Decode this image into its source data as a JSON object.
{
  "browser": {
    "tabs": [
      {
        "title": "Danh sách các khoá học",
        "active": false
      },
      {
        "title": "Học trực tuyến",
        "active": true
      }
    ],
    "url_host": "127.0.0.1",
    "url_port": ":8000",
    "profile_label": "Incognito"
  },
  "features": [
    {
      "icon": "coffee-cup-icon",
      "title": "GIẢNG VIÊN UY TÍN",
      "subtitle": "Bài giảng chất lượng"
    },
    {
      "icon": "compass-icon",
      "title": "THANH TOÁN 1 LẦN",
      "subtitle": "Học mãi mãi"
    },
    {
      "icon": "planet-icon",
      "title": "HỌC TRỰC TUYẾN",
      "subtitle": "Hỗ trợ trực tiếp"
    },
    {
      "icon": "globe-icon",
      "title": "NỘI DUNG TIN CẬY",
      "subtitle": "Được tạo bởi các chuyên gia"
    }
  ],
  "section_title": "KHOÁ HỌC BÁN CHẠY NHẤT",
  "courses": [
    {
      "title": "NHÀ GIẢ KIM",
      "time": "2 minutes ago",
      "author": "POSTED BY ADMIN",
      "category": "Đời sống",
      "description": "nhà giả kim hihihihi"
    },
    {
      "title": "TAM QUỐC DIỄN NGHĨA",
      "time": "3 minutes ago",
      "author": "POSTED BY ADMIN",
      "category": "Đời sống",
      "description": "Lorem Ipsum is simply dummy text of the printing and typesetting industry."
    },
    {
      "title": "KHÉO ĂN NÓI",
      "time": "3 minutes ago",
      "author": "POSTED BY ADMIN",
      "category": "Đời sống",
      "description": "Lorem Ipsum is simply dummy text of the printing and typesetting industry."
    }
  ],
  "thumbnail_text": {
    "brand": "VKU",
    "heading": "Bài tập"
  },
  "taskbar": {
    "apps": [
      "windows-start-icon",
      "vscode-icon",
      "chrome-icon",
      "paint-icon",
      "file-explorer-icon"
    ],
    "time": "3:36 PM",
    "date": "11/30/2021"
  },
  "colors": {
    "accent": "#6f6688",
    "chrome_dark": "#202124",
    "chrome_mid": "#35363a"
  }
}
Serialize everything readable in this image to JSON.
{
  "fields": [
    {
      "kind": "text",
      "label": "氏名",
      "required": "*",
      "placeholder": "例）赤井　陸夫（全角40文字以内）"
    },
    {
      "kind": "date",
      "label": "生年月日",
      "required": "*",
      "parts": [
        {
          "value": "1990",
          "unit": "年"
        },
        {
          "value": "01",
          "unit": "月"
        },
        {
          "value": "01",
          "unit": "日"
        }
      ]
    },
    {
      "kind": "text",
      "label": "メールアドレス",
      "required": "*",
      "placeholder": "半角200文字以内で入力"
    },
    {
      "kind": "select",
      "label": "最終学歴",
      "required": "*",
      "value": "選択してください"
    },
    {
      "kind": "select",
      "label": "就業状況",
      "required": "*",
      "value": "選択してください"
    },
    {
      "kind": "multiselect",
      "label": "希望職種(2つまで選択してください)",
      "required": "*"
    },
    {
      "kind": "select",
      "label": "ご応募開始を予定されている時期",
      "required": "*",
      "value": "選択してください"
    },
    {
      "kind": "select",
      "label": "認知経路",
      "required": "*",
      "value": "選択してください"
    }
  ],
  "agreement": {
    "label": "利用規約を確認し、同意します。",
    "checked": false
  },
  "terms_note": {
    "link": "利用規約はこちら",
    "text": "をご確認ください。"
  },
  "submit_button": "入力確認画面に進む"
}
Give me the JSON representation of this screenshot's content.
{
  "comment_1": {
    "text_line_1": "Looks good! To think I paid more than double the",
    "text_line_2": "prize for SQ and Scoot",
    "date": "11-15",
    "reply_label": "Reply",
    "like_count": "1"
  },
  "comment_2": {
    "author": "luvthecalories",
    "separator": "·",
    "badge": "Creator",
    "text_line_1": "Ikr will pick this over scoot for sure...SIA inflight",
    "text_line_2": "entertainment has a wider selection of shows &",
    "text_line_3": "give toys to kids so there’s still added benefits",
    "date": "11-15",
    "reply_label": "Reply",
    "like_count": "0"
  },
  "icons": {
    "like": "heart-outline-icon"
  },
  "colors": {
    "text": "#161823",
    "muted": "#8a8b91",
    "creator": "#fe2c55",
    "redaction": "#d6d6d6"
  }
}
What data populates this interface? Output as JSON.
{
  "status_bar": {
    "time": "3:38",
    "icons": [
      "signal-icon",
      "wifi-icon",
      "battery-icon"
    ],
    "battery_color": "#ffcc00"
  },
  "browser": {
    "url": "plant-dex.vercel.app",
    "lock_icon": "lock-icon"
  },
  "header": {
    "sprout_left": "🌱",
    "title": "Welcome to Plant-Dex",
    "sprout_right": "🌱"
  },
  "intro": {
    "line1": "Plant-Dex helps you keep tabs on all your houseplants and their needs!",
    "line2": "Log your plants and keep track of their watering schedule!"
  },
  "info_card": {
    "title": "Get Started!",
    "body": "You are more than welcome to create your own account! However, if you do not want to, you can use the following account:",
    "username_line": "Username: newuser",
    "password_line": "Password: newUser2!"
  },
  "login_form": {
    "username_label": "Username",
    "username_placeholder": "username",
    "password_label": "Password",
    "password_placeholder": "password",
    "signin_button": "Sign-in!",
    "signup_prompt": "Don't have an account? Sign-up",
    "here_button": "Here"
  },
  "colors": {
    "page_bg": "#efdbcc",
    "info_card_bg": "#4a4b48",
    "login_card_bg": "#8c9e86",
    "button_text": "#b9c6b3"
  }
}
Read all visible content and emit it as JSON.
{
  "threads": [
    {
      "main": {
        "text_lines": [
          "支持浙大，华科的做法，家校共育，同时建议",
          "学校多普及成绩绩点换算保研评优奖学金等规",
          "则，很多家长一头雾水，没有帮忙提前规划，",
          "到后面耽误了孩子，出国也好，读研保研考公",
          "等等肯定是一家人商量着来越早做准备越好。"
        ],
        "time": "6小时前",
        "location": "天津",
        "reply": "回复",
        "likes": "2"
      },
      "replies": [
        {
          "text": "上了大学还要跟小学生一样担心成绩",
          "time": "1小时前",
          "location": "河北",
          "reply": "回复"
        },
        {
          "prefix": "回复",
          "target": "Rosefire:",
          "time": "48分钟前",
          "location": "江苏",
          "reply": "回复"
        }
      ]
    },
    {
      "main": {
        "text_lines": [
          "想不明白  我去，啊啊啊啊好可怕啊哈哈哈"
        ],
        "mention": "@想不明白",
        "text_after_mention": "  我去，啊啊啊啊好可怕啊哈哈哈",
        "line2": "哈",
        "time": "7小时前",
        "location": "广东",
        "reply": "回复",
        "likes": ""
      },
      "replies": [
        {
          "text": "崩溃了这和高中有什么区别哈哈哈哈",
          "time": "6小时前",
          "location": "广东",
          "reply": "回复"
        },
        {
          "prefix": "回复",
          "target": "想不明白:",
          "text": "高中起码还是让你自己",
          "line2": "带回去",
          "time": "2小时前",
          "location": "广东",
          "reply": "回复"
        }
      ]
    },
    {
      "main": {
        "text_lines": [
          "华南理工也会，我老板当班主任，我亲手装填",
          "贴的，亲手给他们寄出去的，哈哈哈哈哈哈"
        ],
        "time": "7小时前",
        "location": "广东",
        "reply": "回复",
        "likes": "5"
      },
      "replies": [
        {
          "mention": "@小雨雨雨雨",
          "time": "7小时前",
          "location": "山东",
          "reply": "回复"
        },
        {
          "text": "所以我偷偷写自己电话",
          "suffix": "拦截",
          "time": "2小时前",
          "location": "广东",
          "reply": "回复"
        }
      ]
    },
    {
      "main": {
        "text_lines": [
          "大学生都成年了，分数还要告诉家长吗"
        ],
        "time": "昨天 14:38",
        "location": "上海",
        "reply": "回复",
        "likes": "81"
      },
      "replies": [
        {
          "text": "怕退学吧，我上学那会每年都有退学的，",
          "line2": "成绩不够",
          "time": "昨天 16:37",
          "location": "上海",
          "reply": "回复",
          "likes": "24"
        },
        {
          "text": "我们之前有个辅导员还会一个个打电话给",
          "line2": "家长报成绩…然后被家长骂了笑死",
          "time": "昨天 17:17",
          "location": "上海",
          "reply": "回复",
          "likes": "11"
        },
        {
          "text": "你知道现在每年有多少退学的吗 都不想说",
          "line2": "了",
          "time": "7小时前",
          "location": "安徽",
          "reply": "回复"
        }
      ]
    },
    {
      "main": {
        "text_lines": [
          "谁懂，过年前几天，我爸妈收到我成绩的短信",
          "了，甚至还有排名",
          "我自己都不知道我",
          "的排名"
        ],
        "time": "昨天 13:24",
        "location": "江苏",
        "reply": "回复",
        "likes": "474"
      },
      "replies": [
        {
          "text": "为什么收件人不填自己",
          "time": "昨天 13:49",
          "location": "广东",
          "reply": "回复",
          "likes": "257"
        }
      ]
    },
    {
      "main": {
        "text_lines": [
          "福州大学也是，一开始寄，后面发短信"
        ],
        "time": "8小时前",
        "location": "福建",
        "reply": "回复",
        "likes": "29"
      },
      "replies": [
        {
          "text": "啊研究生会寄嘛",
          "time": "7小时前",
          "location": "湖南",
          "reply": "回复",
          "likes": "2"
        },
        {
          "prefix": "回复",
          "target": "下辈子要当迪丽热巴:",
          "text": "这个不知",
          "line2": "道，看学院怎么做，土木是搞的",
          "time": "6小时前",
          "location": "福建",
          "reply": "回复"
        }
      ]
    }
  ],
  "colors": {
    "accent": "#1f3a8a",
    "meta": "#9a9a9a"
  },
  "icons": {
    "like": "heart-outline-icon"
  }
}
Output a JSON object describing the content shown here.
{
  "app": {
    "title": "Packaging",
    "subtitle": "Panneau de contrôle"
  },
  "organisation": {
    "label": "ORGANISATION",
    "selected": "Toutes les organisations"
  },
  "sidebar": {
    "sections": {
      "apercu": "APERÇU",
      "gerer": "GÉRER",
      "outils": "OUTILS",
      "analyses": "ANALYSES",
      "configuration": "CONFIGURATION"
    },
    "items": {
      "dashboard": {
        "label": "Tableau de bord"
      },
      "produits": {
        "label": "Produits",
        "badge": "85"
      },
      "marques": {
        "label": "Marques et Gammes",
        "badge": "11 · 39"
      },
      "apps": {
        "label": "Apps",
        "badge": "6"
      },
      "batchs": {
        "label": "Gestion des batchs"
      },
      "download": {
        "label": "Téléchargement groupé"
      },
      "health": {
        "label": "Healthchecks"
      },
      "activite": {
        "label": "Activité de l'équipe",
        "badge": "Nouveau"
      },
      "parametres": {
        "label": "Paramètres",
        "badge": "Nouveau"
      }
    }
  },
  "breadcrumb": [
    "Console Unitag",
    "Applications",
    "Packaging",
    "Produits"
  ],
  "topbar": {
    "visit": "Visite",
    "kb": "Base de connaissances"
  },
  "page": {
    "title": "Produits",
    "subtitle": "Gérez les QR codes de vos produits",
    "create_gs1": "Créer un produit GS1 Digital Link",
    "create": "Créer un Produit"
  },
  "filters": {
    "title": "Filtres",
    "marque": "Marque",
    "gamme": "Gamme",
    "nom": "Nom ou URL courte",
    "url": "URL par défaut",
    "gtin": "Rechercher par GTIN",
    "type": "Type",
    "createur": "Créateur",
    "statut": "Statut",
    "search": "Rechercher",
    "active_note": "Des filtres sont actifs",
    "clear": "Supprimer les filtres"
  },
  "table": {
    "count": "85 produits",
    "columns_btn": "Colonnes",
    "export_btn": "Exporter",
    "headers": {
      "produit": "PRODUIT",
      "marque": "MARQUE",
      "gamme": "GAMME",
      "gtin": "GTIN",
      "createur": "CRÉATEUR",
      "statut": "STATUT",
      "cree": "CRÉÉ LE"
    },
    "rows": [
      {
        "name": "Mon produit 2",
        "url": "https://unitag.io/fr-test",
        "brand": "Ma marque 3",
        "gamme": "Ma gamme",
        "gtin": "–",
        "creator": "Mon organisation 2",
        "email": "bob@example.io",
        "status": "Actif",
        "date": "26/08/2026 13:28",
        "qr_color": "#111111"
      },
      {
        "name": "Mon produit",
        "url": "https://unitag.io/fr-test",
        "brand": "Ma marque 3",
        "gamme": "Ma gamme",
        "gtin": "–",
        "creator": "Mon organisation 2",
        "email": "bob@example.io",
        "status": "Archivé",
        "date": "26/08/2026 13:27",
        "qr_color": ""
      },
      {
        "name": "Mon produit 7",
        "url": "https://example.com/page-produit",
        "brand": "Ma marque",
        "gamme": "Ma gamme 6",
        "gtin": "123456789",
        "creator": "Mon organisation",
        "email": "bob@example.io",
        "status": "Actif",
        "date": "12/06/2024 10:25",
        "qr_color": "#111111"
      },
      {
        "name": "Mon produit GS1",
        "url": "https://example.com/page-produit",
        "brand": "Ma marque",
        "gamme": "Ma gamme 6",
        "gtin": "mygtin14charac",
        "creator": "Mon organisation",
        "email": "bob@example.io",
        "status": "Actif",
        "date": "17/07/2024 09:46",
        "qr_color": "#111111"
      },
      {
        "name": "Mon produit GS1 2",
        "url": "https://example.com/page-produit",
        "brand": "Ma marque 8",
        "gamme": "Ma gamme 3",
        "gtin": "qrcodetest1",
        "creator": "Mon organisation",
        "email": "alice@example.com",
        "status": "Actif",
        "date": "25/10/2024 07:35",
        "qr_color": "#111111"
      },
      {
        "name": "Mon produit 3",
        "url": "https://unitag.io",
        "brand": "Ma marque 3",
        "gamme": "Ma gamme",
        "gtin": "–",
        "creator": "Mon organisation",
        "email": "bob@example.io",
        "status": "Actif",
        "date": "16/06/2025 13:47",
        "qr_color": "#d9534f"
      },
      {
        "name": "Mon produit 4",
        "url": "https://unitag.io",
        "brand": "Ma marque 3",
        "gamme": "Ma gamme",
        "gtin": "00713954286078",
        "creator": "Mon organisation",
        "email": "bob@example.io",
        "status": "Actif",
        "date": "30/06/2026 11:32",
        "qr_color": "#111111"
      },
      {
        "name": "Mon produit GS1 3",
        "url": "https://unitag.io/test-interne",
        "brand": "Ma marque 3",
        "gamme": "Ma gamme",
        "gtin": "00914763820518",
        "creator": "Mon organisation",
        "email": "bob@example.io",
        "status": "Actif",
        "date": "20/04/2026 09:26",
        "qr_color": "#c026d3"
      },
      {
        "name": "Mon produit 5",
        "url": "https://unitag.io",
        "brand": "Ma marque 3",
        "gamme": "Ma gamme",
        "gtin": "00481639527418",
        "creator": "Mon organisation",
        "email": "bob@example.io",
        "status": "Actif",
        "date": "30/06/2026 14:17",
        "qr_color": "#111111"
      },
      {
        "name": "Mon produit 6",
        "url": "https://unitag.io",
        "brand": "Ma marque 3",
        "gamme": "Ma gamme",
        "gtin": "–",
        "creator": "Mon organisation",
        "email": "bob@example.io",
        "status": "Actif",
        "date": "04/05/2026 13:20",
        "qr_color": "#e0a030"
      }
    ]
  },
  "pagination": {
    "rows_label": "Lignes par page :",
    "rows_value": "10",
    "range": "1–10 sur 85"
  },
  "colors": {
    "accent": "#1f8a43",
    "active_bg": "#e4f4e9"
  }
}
◇ ◇ ◇ ◇ ◇
Problem requirements: Collect the lines that hold "data".

Reply:
Decode this image into its source data as a JSON object.
What data populates this interface? Output as JSON.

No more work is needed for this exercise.